Records from a data collection:
----

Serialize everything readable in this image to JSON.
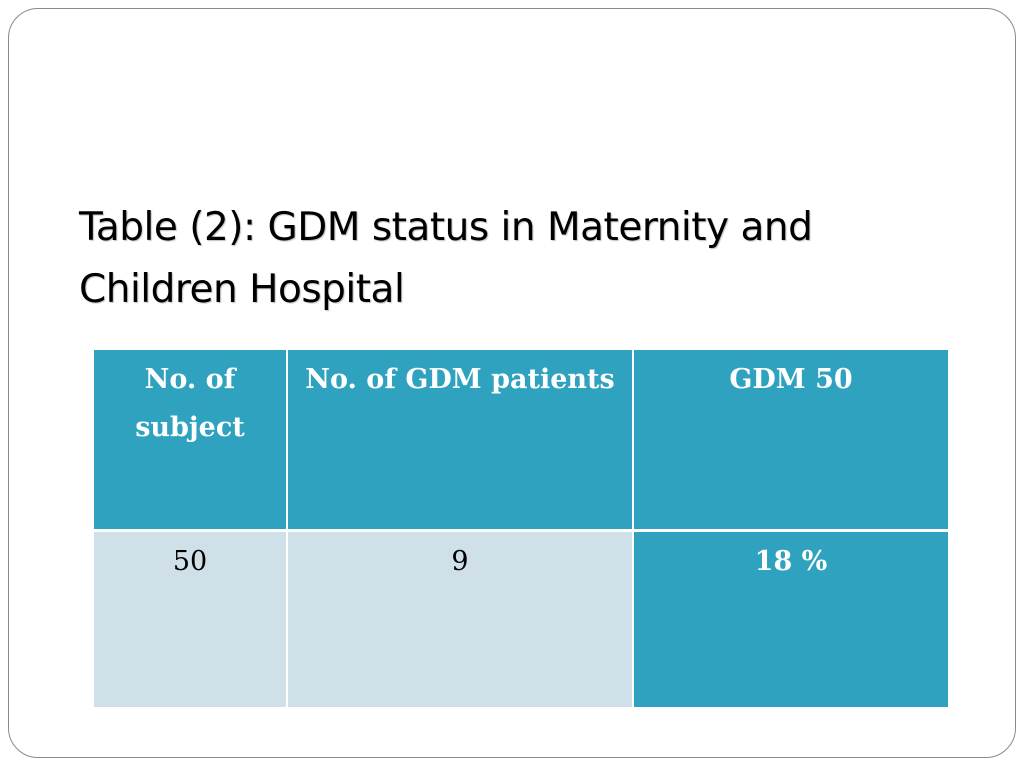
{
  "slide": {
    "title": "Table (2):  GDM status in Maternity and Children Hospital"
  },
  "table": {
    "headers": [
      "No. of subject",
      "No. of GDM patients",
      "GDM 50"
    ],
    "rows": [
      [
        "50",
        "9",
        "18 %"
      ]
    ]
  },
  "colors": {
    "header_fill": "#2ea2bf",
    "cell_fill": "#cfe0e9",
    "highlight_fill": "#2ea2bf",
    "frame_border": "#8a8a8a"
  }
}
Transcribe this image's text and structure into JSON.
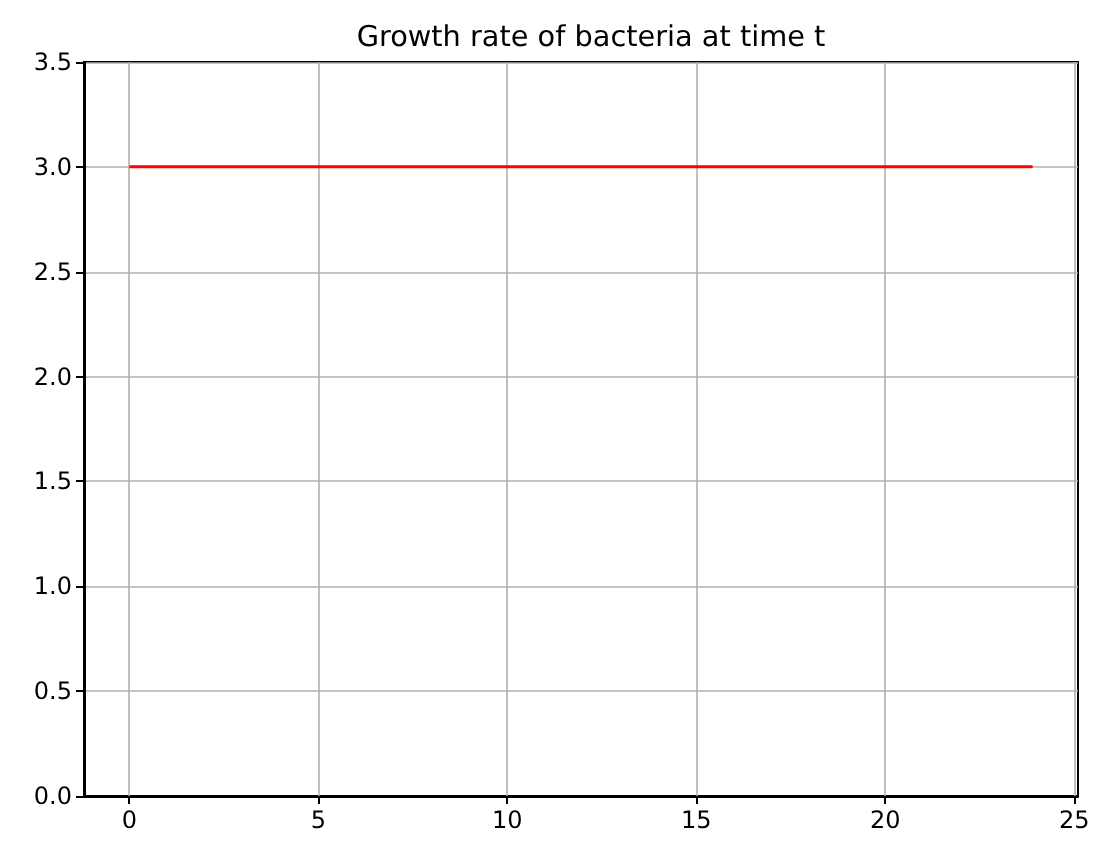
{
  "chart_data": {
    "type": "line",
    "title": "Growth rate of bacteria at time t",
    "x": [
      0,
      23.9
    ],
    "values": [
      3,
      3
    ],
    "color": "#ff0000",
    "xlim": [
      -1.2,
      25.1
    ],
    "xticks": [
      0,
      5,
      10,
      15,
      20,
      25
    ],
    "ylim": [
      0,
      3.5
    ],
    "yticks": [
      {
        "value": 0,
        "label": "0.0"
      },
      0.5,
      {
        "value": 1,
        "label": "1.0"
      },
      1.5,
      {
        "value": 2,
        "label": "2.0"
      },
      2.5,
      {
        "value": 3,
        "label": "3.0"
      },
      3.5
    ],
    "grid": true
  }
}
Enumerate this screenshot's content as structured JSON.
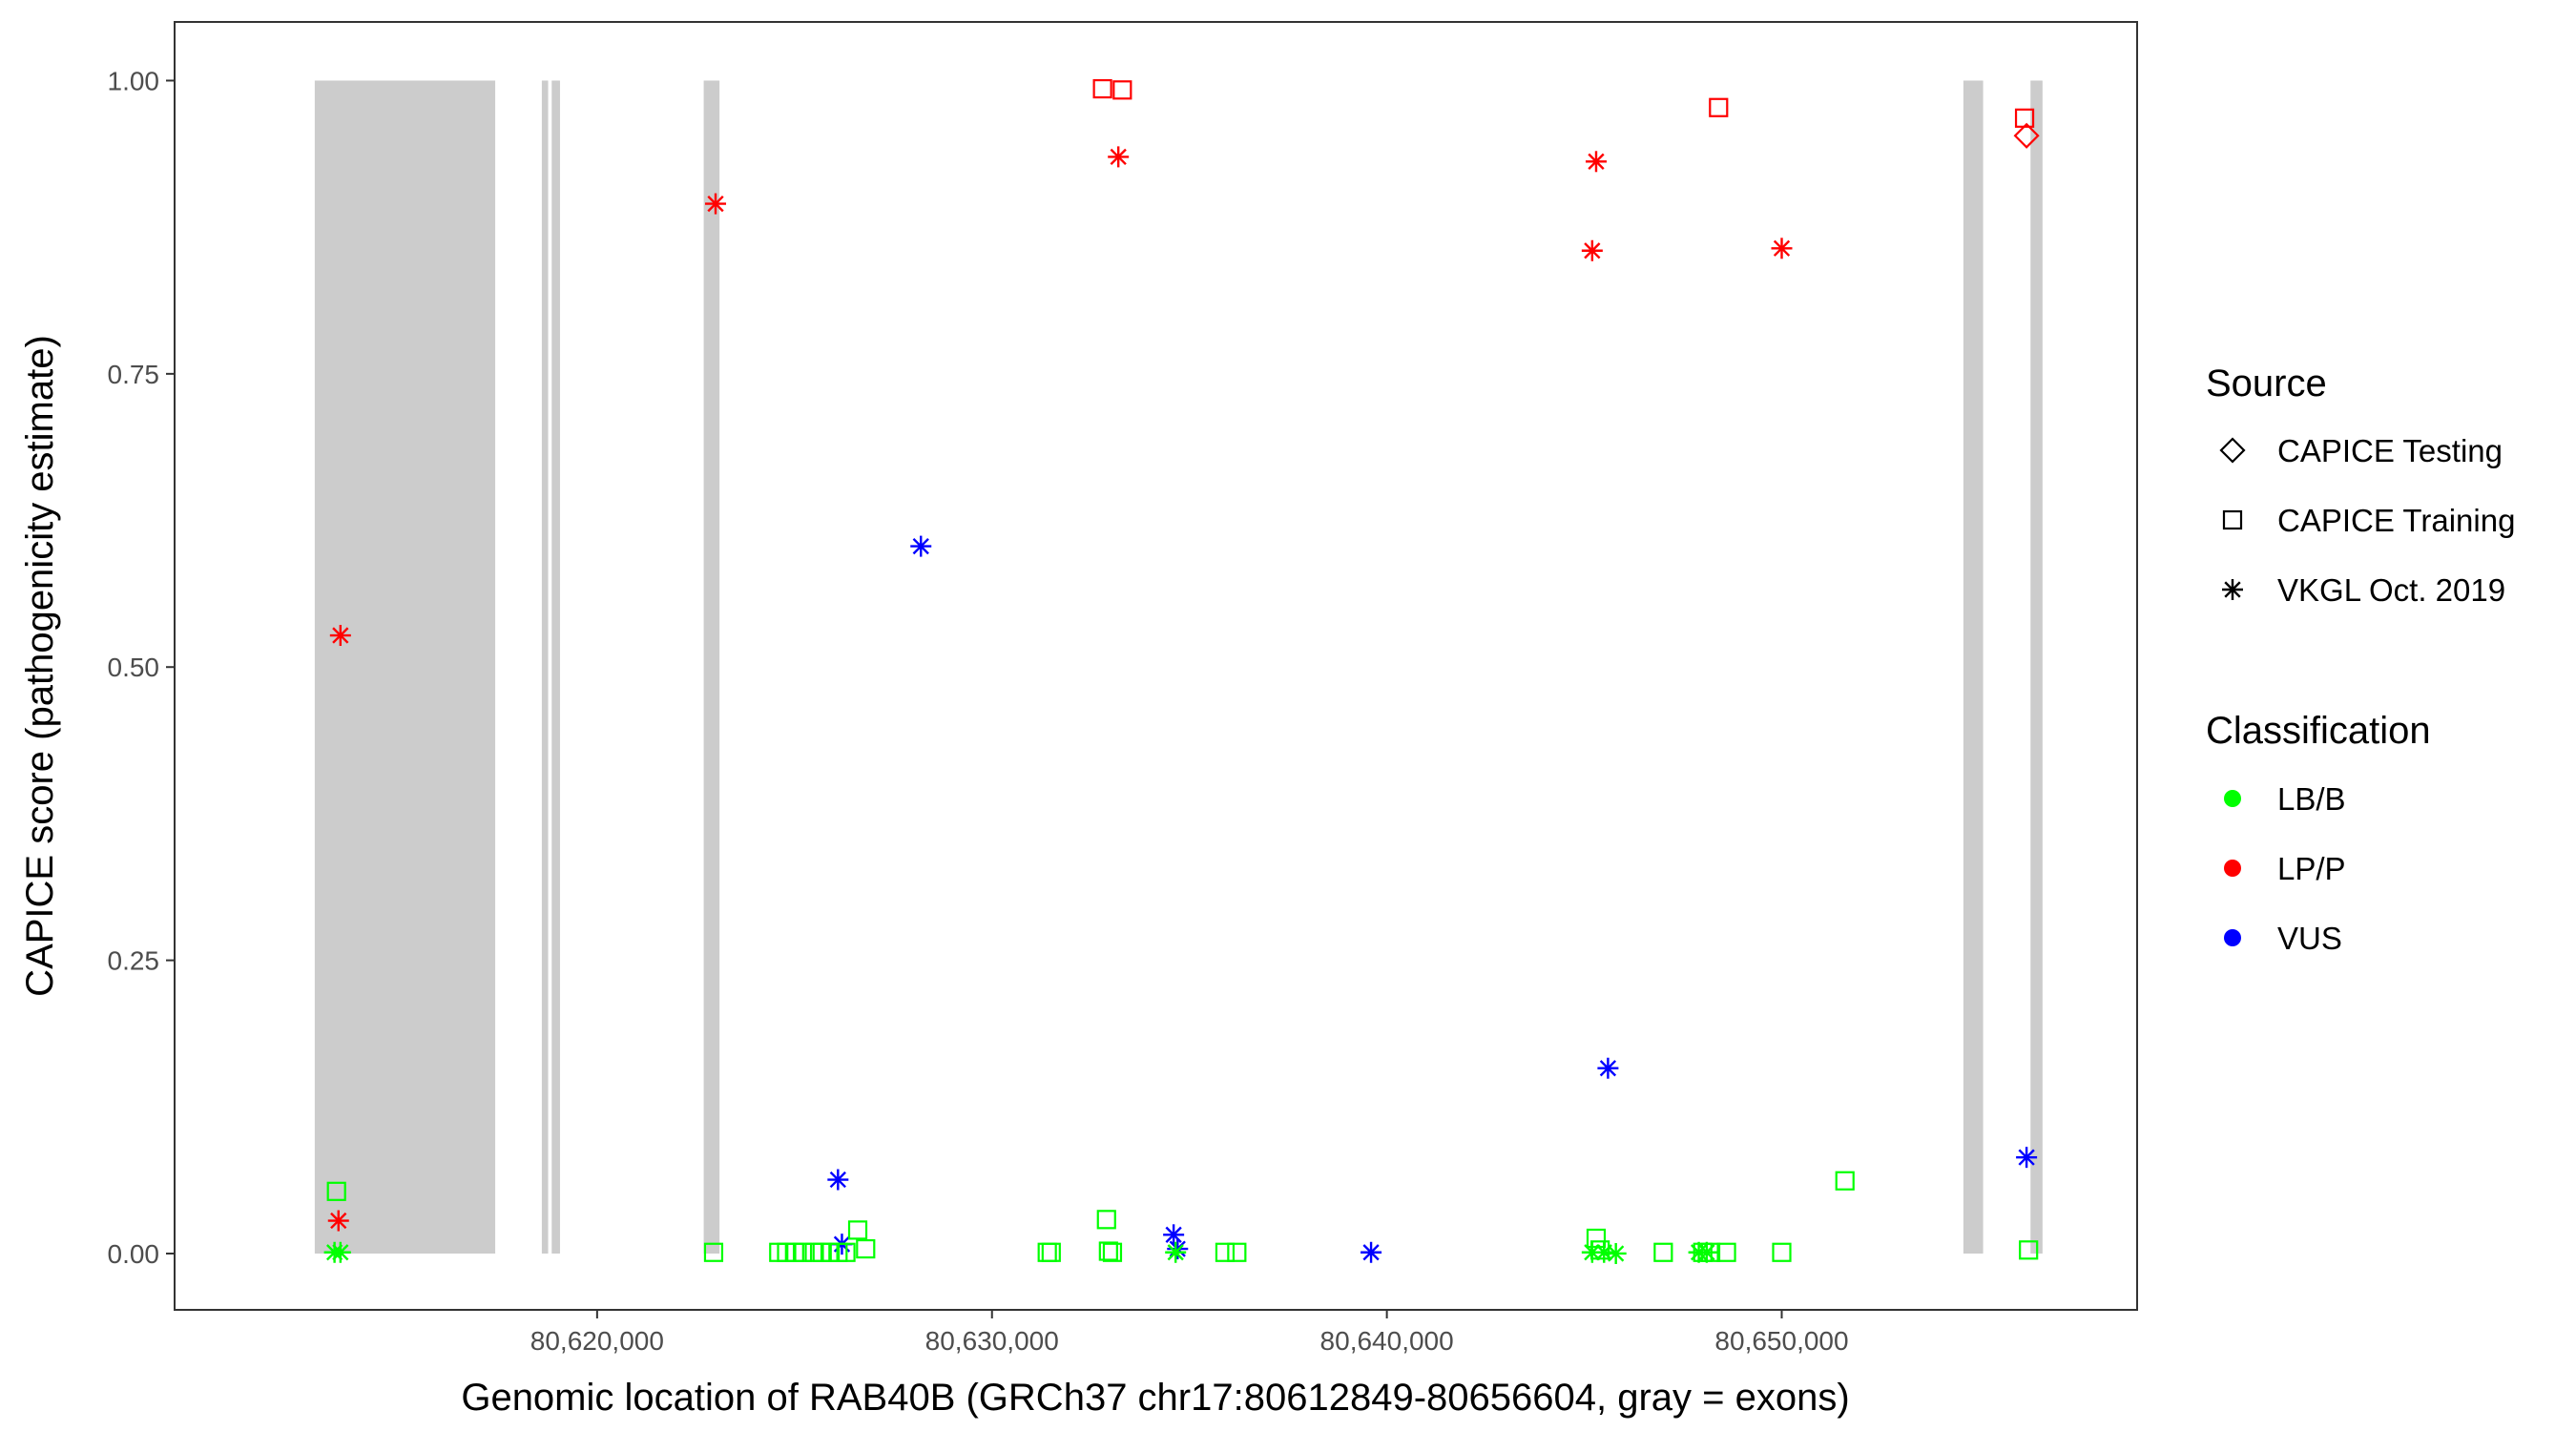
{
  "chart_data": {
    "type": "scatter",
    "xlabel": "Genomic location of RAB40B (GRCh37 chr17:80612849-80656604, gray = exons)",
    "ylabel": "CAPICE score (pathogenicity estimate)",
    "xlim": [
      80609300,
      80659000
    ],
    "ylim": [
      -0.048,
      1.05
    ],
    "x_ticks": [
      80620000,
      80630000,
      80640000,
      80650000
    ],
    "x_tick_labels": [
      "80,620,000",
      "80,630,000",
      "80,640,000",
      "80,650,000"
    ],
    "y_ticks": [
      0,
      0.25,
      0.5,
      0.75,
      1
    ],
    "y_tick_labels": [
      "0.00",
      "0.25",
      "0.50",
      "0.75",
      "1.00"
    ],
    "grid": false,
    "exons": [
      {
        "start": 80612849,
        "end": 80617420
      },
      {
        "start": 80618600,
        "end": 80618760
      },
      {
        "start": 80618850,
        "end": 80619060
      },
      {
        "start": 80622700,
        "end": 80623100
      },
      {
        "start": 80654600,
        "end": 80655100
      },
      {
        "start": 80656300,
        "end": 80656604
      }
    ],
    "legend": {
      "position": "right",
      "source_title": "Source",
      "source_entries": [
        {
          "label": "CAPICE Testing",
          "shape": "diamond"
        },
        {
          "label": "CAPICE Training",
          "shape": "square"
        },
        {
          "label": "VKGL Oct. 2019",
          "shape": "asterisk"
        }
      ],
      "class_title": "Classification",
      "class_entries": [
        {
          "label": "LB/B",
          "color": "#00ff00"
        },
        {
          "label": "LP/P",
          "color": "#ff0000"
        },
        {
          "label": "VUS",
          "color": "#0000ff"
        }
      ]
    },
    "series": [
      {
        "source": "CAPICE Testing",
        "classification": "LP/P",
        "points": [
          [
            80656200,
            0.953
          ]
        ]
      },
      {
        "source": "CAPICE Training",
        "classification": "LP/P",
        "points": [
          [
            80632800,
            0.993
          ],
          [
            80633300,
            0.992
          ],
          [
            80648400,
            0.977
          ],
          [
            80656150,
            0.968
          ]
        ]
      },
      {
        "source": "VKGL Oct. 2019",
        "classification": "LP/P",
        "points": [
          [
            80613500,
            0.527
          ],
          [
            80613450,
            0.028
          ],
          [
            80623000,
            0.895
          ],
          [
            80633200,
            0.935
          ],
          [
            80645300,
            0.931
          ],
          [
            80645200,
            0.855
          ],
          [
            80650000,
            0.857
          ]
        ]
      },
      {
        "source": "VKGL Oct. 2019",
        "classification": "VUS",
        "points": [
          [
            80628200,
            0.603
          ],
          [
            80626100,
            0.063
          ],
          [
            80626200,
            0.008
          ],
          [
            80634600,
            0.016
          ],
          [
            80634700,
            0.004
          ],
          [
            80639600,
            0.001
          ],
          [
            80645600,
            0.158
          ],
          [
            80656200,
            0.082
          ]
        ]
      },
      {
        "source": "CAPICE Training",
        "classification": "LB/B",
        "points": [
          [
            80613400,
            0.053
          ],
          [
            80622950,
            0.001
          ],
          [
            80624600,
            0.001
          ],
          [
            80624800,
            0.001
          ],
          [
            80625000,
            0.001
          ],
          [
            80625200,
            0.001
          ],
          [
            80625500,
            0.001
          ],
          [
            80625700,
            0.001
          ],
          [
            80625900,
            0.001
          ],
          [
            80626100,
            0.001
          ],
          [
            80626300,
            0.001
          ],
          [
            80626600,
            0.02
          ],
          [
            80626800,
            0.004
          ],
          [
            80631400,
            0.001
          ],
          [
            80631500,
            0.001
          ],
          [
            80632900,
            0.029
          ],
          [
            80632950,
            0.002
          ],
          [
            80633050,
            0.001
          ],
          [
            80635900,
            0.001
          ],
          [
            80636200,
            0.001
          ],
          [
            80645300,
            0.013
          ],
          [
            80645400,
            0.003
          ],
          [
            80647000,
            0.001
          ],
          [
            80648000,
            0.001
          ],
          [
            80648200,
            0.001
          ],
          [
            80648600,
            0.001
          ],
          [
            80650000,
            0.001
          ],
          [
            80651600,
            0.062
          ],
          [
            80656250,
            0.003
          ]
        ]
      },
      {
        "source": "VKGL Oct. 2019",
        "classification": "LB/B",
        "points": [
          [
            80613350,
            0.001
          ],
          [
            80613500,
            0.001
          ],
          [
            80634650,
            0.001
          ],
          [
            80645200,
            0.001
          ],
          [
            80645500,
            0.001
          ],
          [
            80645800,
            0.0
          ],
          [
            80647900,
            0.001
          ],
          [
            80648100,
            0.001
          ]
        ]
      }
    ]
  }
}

----

* _Requirement_
Whenever a line of the records holds the string "JSON", pick it out and copy it.

* _Exercise response_
Serialize everything readable in this image to JSON.
Transcribe this image's text and structure into JSON.
Enumerate this screenshot's content as structured JSON.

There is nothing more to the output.